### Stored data
((

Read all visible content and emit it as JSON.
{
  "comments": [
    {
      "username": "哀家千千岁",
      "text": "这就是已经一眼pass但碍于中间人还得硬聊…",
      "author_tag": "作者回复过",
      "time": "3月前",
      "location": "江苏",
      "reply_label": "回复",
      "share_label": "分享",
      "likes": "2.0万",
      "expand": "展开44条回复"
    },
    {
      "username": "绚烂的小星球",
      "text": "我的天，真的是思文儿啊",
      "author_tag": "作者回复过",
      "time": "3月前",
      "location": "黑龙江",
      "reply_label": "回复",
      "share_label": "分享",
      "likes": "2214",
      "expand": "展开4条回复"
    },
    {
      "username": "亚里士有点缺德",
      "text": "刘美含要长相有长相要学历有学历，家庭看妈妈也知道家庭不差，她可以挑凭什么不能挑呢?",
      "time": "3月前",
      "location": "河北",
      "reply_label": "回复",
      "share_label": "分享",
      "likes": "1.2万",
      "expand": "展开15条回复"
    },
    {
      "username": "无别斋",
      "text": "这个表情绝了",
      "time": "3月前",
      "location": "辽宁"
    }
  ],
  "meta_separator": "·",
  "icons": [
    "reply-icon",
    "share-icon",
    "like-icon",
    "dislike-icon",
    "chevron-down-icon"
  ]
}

))

### PROBLEM DETAILS
Gather every line from the listing above in which the word "location" appears.

### SOLUTION TO THE PROBLEM
      "location": "江苏",
      "location": "黑龙江",
      "location": "河北",
      "location": "辽宁"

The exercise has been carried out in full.